▶ AVAILABLE DATA:
- - -

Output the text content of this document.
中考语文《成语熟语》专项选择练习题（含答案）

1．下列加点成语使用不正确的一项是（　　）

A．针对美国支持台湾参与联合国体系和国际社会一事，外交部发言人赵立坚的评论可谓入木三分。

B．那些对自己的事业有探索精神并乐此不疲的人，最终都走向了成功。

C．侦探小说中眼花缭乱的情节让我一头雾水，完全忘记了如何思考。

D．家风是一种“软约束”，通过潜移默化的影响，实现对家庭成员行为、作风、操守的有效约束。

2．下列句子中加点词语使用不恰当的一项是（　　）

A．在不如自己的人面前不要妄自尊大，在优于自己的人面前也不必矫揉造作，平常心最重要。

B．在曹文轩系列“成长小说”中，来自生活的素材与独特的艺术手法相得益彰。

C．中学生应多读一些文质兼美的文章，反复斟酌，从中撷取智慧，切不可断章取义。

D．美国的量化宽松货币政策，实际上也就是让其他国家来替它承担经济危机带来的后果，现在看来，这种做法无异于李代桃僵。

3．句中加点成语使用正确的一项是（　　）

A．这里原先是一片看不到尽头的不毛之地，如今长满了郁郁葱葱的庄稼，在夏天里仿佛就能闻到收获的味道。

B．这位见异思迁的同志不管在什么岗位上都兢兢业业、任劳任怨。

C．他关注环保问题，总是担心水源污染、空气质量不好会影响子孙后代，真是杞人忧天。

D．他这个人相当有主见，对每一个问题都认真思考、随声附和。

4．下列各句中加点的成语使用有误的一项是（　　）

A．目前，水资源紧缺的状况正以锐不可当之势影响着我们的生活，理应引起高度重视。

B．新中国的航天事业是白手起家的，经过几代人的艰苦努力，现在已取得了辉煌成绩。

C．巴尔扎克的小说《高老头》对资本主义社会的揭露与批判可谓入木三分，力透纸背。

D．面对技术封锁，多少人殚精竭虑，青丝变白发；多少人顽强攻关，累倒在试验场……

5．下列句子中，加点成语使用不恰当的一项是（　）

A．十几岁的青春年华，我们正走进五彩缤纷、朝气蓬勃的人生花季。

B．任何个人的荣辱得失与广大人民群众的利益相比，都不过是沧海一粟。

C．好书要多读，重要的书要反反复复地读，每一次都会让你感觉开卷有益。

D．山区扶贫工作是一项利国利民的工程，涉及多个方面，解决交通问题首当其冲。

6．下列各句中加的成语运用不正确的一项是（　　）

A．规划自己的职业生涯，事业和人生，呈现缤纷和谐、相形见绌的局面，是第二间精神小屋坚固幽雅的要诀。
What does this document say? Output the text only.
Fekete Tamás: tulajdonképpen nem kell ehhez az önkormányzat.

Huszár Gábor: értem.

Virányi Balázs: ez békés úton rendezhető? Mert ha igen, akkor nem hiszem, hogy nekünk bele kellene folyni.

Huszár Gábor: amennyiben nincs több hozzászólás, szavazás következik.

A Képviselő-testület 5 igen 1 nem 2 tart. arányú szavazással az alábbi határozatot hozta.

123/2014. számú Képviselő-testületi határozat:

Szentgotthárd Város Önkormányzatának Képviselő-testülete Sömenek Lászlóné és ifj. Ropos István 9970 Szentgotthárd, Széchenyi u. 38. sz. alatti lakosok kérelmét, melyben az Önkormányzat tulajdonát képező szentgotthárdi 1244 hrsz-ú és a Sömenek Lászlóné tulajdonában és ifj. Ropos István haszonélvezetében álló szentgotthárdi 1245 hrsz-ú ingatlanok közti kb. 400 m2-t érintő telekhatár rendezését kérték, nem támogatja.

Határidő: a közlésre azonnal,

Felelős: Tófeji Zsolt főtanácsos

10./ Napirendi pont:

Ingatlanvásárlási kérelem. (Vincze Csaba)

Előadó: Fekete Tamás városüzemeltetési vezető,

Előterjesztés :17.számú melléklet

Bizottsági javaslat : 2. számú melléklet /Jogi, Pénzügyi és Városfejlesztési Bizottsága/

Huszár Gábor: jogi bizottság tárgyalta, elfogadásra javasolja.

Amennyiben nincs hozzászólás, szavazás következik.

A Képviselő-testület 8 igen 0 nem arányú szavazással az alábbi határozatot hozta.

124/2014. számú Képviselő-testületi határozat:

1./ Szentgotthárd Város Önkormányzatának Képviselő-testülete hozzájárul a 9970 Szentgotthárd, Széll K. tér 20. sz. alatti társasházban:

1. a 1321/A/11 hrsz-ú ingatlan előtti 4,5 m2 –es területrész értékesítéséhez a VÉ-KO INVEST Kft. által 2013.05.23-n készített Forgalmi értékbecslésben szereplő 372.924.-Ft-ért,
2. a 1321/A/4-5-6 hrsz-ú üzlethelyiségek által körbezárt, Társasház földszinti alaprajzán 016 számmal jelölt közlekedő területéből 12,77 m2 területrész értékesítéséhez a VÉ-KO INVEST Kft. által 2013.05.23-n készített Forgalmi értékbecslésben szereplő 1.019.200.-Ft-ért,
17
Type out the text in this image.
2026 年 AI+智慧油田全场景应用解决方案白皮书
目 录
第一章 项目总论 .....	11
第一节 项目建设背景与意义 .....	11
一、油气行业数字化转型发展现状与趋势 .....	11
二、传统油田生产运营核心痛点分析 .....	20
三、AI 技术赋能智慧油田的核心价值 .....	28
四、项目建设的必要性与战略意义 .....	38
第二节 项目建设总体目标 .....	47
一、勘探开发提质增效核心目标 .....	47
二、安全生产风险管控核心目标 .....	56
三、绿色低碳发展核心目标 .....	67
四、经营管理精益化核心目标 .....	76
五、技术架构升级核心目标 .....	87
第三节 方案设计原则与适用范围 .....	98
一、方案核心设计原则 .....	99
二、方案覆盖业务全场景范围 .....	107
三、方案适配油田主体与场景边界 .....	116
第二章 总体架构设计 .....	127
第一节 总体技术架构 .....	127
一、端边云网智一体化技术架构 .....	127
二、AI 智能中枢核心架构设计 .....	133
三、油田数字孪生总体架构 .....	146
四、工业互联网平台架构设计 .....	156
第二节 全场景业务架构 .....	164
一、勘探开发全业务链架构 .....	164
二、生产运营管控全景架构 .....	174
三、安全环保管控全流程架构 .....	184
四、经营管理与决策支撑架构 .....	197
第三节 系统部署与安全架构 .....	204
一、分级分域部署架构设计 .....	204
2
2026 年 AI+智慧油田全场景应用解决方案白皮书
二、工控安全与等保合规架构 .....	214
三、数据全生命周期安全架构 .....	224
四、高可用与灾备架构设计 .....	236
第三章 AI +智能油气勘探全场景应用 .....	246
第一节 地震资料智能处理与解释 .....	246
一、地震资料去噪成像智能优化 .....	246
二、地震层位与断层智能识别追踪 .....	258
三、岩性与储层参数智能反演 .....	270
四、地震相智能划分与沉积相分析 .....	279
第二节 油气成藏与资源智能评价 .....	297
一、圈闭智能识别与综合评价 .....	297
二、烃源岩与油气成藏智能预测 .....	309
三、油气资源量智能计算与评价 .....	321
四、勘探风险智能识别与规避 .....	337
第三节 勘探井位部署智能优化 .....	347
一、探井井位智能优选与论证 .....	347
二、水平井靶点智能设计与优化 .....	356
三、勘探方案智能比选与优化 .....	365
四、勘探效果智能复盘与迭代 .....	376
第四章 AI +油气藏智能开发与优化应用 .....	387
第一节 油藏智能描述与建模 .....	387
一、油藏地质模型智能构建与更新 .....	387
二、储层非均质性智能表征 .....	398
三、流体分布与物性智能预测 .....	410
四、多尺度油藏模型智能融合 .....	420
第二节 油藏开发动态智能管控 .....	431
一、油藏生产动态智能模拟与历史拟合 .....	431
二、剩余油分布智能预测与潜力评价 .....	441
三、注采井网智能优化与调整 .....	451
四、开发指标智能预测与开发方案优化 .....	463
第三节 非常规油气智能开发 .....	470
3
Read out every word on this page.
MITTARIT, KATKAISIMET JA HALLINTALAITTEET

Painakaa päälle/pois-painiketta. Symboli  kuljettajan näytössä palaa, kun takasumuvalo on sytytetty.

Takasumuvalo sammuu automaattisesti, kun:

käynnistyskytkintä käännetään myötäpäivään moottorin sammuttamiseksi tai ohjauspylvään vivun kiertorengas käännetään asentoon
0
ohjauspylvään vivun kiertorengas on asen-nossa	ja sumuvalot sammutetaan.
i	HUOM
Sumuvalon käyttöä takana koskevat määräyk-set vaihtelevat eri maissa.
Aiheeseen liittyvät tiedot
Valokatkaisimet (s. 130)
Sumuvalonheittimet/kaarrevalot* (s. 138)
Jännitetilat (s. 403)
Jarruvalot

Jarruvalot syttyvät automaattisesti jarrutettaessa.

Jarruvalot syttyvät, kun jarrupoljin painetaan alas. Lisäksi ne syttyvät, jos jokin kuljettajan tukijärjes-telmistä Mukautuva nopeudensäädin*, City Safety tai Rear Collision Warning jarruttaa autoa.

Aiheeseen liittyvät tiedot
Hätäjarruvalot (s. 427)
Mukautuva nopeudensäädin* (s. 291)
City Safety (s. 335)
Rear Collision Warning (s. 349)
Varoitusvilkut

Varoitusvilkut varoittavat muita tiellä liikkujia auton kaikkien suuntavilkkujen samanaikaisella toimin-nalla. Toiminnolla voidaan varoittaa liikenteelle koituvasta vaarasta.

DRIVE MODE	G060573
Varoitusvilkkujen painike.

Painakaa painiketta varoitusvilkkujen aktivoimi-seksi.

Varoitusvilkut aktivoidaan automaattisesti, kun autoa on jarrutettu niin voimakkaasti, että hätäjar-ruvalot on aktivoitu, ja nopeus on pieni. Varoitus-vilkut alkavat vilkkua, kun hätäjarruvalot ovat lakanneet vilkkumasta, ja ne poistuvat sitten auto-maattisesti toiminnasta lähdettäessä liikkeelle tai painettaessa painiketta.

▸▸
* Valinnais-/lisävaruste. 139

- - -

▶ SHORT PROBLEM:
Everything from the line containing "Read out every word on this page." to the end of the records must be written out exactly; include both of those lines and no others.

▶ ANSWER TO THIS EXERCISE:
Read out every word on this page.
MITTARIT, KATKAISIMET JA HALLINTALAITTEET

Painakaa päälle/pois-painiketta. Symboli  kuljettajan näytössä palaa, kun takasumuvalo on sytytetty.

Takasumuvalo sammuu automaattisesti, kun:

käynnistyskytkintä käännetään myötäpäivään moottorin sammuttamiseksi tai ohjauspylvään vivun kiertorengas käännetään asentoon
0
ohjauspylvään vivun kiertorengas on asen-nossa	ja sumuvalot sammutetaan.
i	HUOM
Sumuvalon käyttöä takana koskevat määräyk-set vaihtelevat eri maissa.
Aiheeseen liittyvät tiedot
Valokatkaisimet (s. 130)
Sumuvalonheittimet/kaarrevalot* (s. 138)
Jännitetilat (s. 403)
Jarruvalot

Jarruvalot syttyvät automaattisesti jarrutettaessa.

Jarruvalot syttyvät, kun jarrupoljin painetaan alas. Lisäksi ne syttyvät, jos jokin kuljettajan tukijärjes-telmistä Mukautuva nopeudensäädin*, City Safety tai Rear Collision Warning jarruttaa autoa.

Aiheeseen liittyvät tiedot
Hätäjarruvalot (s. 427)
Mukautuva nopeudensäädin* (s. 291)
City Safety (s. 335)
Rear Collision Warning (s. 349)
Varoitusvilkut

Varoitusvilkut varoittavat muita tiellä liikkujia auton kaikkien suuntavilkkujen samanaikaisella toimin-nalla. Toiminnolla voidaan varoittaa liikenteelle koituvasta vaarasta.

DRIVE MODE	G060573
Varoitusvilkkujen painike.

Painakaa painiketta varoitusvilkkujen aktivoimi-seksi.

Varoitusvilkut aktivoidaan automaattisesti, kun autoa on jarrutettu niin voimakkaasti, että hätäjar-ruvalot on aktivoitu, ja nopeus on pieni. Varoitus-vilkut alkavat vilkkua, kun hätäjarruvalot ovat lakanneet vilkkumasta, ja ne poistuvat sitten auto-maattisesti toiminnasta lähdettäessä liikkeelle tai painettaessa painiketta.

▸▸
* Valinnais-/lisävaruste. 139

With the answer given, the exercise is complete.